## [Stated task]
Go through the records and show each line where the word "estate" occurs.

--- BEGIN Dataset records ---

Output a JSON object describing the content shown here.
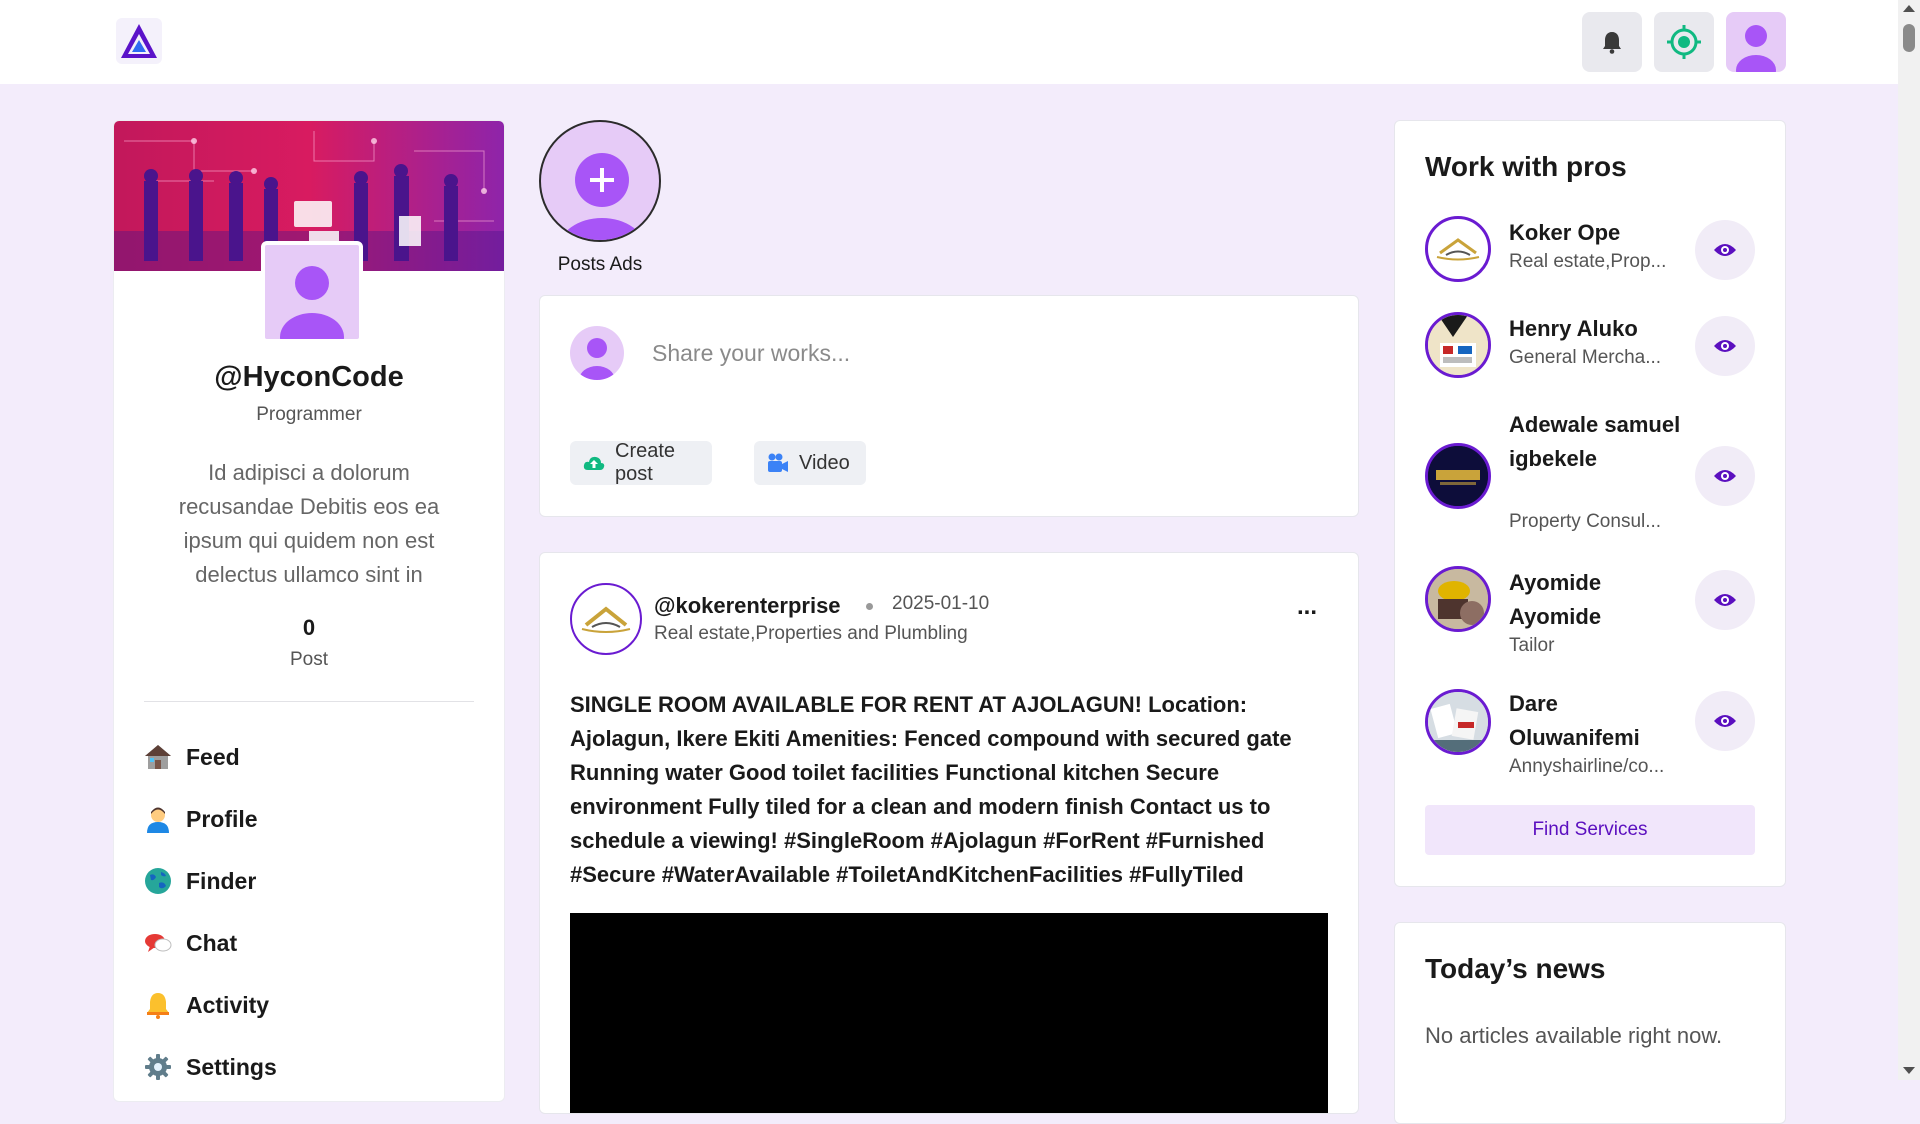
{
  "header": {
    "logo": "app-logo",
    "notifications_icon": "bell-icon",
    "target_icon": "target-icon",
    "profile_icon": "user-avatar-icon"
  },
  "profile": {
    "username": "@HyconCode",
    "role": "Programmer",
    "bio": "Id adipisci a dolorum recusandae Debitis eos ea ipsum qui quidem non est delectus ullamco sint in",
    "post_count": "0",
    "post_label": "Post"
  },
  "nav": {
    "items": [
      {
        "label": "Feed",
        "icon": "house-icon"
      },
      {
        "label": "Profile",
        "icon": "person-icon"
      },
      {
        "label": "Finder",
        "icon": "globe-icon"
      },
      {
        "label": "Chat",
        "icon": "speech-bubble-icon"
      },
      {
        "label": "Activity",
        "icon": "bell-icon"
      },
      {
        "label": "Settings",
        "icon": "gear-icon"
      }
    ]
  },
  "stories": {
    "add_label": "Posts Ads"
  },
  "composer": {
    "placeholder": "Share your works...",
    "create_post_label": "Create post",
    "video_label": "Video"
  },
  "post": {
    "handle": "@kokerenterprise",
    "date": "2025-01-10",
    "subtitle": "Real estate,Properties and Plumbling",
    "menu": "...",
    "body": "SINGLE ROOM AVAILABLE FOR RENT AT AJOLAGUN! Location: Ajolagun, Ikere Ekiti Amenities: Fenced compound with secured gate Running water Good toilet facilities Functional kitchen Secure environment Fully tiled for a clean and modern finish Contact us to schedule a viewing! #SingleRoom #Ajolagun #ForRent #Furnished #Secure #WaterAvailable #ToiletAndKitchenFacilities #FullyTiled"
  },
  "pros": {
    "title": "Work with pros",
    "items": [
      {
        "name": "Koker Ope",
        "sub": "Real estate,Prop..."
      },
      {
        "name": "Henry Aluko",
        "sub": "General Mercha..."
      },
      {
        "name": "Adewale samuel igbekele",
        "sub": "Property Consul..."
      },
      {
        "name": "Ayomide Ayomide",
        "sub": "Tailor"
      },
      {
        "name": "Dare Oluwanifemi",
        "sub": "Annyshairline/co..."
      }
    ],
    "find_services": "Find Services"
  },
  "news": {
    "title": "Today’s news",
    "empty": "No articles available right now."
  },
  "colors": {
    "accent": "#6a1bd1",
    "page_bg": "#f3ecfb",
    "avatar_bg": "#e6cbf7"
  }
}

--- END Dataset records ---

## [Answer in full]
    "subtitle": "Real estate,Properties and Plumbling",
        "sub": "Real estate,Prop..."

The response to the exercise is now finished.